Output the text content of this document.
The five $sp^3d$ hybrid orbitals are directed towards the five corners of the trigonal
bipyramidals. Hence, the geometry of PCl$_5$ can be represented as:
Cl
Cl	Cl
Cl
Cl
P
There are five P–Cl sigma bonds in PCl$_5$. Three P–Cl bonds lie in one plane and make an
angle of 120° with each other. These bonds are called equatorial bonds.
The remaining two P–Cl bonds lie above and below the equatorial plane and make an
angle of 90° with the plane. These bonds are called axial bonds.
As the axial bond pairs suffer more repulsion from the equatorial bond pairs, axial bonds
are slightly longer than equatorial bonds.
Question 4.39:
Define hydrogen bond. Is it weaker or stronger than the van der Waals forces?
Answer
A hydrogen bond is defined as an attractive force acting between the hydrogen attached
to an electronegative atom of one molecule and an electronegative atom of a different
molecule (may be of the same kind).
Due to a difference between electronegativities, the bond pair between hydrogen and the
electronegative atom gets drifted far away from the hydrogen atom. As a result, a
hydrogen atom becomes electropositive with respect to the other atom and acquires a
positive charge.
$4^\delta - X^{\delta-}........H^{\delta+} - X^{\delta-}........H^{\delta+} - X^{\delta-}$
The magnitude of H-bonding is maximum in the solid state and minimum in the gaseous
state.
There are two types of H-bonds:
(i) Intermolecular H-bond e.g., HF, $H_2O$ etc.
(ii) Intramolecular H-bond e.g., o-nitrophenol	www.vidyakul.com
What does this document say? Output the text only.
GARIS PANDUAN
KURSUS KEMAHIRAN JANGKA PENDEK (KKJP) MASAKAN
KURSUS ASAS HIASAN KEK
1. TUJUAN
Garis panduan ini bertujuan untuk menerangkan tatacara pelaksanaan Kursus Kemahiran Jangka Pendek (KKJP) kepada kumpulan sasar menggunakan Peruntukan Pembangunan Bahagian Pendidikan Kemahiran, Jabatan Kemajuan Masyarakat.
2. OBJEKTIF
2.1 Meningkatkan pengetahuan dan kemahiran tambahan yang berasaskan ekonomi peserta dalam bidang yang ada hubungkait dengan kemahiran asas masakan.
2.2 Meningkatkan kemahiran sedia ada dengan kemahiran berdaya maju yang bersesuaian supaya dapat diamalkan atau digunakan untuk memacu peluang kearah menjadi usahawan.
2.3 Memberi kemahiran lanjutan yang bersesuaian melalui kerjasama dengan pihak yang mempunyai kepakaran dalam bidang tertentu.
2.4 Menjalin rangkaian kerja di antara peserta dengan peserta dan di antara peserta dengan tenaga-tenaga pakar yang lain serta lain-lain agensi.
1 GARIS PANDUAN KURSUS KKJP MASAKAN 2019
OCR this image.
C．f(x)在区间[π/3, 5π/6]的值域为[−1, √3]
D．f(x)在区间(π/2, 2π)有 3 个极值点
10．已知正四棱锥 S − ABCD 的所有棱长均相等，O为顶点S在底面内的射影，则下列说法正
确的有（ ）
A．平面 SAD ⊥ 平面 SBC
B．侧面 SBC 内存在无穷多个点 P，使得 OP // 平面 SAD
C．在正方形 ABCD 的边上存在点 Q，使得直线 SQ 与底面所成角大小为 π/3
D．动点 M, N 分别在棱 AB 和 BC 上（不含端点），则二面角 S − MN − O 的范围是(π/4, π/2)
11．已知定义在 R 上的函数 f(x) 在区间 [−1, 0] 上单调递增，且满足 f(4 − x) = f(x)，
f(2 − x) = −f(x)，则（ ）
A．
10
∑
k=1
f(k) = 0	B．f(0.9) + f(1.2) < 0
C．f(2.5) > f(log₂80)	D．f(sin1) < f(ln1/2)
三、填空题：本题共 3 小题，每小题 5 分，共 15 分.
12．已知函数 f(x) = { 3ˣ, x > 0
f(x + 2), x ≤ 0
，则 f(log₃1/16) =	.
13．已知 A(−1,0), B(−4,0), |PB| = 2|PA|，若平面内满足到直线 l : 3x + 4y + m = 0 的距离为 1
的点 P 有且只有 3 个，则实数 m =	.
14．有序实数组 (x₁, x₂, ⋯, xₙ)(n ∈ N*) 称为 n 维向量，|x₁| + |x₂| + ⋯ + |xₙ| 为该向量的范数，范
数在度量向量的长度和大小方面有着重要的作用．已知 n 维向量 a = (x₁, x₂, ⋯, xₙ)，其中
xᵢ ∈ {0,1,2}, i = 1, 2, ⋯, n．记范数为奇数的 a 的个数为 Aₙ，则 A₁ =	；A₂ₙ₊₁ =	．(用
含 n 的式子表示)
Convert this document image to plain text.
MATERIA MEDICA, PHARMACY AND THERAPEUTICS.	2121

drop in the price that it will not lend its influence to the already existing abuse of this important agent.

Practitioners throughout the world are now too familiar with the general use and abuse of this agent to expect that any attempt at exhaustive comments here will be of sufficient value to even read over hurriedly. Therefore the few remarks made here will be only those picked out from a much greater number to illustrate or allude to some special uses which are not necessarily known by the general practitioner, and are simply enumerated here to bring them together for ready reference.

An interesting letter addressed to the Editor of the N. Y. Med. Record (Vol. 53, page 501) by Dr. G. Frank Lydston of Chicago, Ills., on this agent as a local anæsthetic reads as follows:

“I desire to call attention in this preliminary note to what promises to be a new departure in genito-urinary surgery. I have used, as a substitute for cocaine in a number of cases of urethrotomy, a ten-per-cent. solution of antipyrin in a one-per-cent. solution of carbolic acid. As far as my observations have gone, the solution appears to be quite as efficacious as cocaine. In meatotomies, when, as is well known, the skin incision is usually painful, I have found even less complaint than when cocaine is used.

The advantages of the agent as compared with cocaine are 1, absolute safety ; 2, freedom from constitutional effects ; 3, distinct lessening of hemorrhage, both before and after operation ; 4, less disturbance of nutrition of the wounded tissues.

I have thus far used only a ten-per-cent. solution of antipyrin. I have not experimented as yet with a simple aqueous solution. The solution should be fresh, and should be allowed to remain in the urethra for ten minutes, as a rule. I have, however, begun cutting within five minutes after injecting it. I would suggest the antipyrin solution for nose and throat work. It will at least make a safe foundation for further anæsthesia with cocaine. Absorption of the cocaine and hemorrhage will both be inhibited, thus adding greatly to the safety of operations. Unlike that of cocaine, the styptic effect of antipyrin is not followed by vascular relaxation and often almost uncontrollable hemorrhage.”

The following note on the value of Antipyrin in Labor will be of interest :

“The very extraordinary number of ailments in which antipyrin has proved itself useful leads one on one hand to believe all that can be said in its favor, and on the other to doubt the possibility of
————
- [WORK TO BE COMPLETED]: Repeat the records above exactly, leaving none out.

- [THE ANSWER]:
Output the text content of this document.
The five $sp^3d$ hybrid orbitals are directed towards the five corners of the trigonal
bipyramidals. Hence, the geometry of PCl$_5$ can be represented as:
Cl
Cl	Cl
Cl
Cl
P
There are five P–Cl sigma bonds in PCl$_5$. Three P–Cl bonds lie in one plane and make an
angle of 120° with each other. These bonds are called equatorial bonds.
The remaining two P–Cl bonds lie above and below the equatorial plane and make an
angle of 90° with the plane. These bonds are called axial bonds.
As the axial bond pairs suffer more repulsion from the equatorial bond pairs, axial bonds
are slightly longer than equatorial bonds.
Question 4.39:
Define hydrogen bond. Is it weaker or stronger than the van der Waals forces?
Answer
A hydrogen bond is defined as an attractive force acting between the hydrogen attached
to an electronegative atom of one molecule and an electronegative atom of a different
molecule (may be of the same kind).
Due to a difference between electronegativities, the bond pair between hydrogen and the
electronegative atom gets drifted far away from the hydrogen atom. As a result, a
hydrogen atom becomes electropositive with respect to the other atom and acquires a
positive charge.
$4^\delta - X^{\delta-}........H^{\delta+} - X^{\delta-}........H^{\delta+} - X^{\delta-}$
The magnitude of H-bonding is maximum in the solid state and minimum in the gaseous
state.
There are two types of H-bonds:
(i) Intermolecular H-bond e.g., HF, $H_2O$ etc.
(ii) Intramolecular H-bond e.g., o-nitrophenol	www.vidyakul.com
What does this document say? Output the text only.
GARIS PANDUAN
KURSUS KEMAHIRAN JANGKA PENDEK (KKJP) MASAKAN
KURSUS ASAS HIASAN KEK
1. TUJUAN
Garis panduan ini bertujuan untuk menerangkan tatacara pelaksanaan Kursus Kemahiran Jangka Pendek (KKJP) kepada kumpulan sasar menggunakan Peruntukan Pembangunan Bahagian Pendidikan Kemahiran, Jabatan Kemajuan Masyarakat.
2. OBJEKTIF
2.1 Meningkatkan pengetahuan dan kemahiran tambahan yang berasaskan ekonomi peserta dalam bidang yang ada hubungkait dengan kemahiran asas masakan.
2.2 Meningkatkan kemahiran sedia ada dengan kemahiran berdaya maju yang bersesuaian supaya dapat diamalkan atau digunakan untuk memacu peluang kearah menjadi usahawan.
2.3 Memberi kemahiran lanjutan yang bersesuaian melalui kerjasama dengan pihak yang mempunyai kepakaran dalam bidang tertentu.
2.4 Menjalin rangkaian kerja di antara peserta dengan peserta dan di antara peserta dengan tenaga-tenaga pakar yang lain serta lain-lain agensi.
1 GARIS PANDUAN KURSUS KKJP MASAKAN 2019
OCR this image.
C．f(x)在区间[π/3, 5π/6]的值域为[−1, √3]
D．f(x)在区间(π/2, 2π)有 3 个极值点
10．已知正四棱锥 S − ABCD 的所有棱长均相等，O为顶点S在底面内的射影，则下列说法正
确的有（ ）
A．平面 SAD ⊥ 平面 SBC
B．侧面 SBC 内存在无穷多个点 P，使得 OP // 平面 SAD
C．在正方形 ABCD 的边上存在点 Q，使得直线 SQ 与底面所成角大小为 π/3
D．动点 M, N 分别在棱 AB 和 BC 上（不含端点），则二面角 S − MN − O 的范围是(π/4, π/2)
11．已知定义在 R 上的函数 f(x) 在区间 [−1, 0] 上单调递增，且满足 f(4 − x) = f(x)，
f(2 − x) = −f(x)，则（ ）
A．
10
∑
k=1
f(k) = 0	B．f(0.9) + f(1.2) < 0
C．f(2.5) > f(log₂80)	D．f(sin1) < f(ln1/2)
三、填空题：本题共 3 小题，每小题 5 分，共 15 分.
12．已知函数 f(x) = { 3ˣ, x > 0
f(x + 2), x ≤ 0
，则 f(log₃1/16) =	.
13．已知 A(−1,0), B(−4,0), |PB| = 2|PA|，若平面内满足到直线 l : 3x + 4y + m = 0 的距离为 1
的点 P 有且只有 3 个，则实数 m =	.
14．有序实数组 (x₁, x₂, ⋯, xₙ)(n ∈ N*) 称为 n 维向量，|x₁| + |x₂| + ⋯ + |xₙ| 为该向量的范数，范
数在度量向量的长度和大小方面有着重要的作用．已知 n 维向量 a = (x₁, x₂, ⋯, xₙ)，其中
xᵢ ∈ {0,1,2}, i = 1, 2, ⋯, n．记范数为奇数的 a 的个数为 Aₙ，则 A₁ =	；A₂ₙ₊₁ =	．(用
含 n 的式子表示)
Convert this document image to plain text.
MATERIA MEDICA, PHARMACY AND THERAPEUTICS.	2121

drop in the price that it will not lend its influence to the already existing abuse of this important agent.

Practitioners throughout the world are now too familiar with the general use and abuse of this agent to expect that any attempt at exhaustive comments here will be of sufficient value to even read over hurriedly. Therefore the few remarks made here will be only those picked out from a much greater number to illustrate or allude to some special uses which are not necessarily known by the general practitioner, and are simply enumerated here to bring them together for ready reference.

An interesting letter addressed to the Editor of the N. Y. Med. Record (Vol. 53, page 501) by Dr. G. Frank Lydston of Chicago, Ills., on this agent as a local anæsthetic reads as follows:

“I desire to call attention in this preliminary note to what promises to be a new departure in genito-urinary surgery. I have used, as a substitute for cocaine in a number of cases of urethrotomy, a ten-per-cent. solution of antipyrin in a one-per-cent. solution of carbolic acid. As far as my observations have gone, the solution appears to be quite as efficacious as cocaine. In meatotomies, when, as is well known, the skin incision is usually painful, I have found even less complaint than when cocaine is used.

The advantages of the agent as compared with cocaine are 1, absolute safety ; 2, freedom from constitutional effects ; 3, distinct lessening of hemorrhage, both before and after operation ; 4, less disturbance of nutrition of the wounded tissues.

I have thus far used only a ten-per-cent. solution of antipyrin. I have not experimented as yet with a simple aqueous solution. The solution should be fresh, and should be allowed to remain in the urethra for ten minutes, as a rule. I have, however, begun cutting within five minutes after injecting it. I would suggest the antipyrin solution for nose and throat work. It will at least make a safe foundation for further anæsthesia with cocaine. Absorption of the cocaine and hemorrhage will both be inhibited, thus adding greatly to the safety of operations. Unlike that of cocaine, the styptic effect of antipyrin is not followed by vascular relaxation and often almost uncontrollable hemorrhage.”

The following note on the value of Antipyrin in Labor will be of interest :

“The very extraordinary number of ailments in which antipyrin has proved itself useful leads one on one hand to believe all that can be said in its favor, and on the other to doubt the possibility of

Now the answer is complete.